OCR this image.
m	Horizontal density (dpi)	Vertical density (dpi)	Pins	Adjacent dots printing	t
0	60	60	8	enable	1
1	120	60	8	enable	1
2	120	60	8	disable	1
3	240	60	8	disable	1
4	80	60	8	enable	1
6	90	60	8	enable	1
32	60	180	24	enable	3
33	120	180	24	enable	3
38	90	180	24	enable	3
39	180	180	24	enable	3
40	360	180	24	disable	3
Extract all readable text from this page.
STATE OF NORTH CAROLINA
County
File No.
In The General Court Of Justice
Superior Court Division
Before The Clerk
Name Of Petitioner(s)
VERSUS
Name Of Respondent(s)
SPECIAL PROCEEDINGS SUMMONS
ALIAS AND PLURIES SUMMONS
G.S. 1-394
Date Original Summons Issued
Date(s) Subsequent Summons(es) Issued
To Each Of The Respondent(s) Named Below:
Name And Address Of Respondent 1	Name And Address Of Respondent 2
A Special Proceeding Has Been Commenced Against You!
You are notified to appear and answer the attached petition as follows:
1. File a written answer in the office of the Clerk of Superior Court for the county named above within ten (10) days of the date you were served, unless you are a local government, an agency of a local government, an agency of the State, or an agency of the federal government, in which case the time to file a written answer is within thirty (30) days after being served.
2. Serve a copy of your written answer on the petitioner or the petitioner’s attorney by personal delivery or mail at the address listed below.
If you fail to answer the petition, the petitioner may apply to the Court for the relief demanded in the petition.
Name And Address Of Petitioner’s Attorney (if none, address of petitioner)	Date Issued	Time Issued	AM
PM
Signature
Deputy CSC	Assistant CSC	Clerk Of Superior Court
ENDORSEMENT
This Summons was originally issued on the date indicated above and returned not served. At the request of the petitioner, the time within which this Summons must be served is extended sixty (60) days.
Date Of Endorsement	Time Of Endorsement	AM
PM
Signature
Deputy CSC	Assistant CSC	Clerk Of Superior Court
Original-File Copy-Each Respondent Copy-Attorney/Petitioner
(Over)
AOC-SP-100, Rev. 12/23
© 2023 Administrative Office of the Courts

———

Go through the records and print each one exactly.

OCR this image.
m	Horizontal density (dpi)	Vertical density (dpi)	Pins	Adjacent dots printing	t
0	60	60	8	enable	1
1	120	60	8	enable	1
2	120	60	8	disable	1
3	240	60	8	disable	1
4	80	60	8	enable	1
6	90	60	8	enable	1
32	60	180	24	enable	3
33	120	180	24	enable	3
38	90	180	24	enable	3
39	180	180	24	enable	3
40	360	180	24	disable	3
Extract all readable text from this page.
STATE OF NORTH CAROLINA
County
File No.
In The General Court Of Justice
Superior Court Division
Before The Clerk
Name Of Petitioner(s)
VERSUS
Name Of Respondent(s)
SPECIAL PROCEEDINGS SUMMONS
ALIAS AND PLURIES SUMMONS
G.S. 1-394
Date Original Summons Issued
Date(s) Subsequent Summons(es) Issued
To Each Of The Respondent(s) Named Below:
Name And Address Of Respondent 1	Name And Address Of Respondent 2
A Special Proceeding Has Been Commenced Against You!
You are notified to appear and answer the attached petition as follows:
1. File a written answer in the office of the Clerk of Superior Court for the county named above within ten (10) days of the date you were served, unless you are a local government, an agency of a local government, an agency of the State, or an agency of the federal government, in which case the time to file a written answer is within thirty (30) days after being served.
2. Serve a copy of your written answer on the petitioner or the petitioner’s attorney by personal delivery or mail at the address listed below.
If you fail to answer the petition, the petitioner may apply to the Court for the relief demanded in the petition.
Name And Address Of Petitioner’s Attorney (if none, address of petitioner)	Date Issued	Time Issued	AM
PM
Signature
Deputy CSC	Assistant CSC	Clerk Of Superior Court
ENDORSEMENT
This Summons was originally issued on the date indicated above and returned not served. At the request of the petitioner, the time within which this Summons must be served is extended sixty (60) days.
Date Of Endorsement	Time Of Endorsement	AM
PM
Signature
Deputy CSC	Assistant CSC	Clerk Of Superior Court
Original-File Copy-Each Respondent Copy-Attorney/Petitioner
(Over)
AOC-SP-100, Rev. 12/23
© 2023 Administrative Office of the Courts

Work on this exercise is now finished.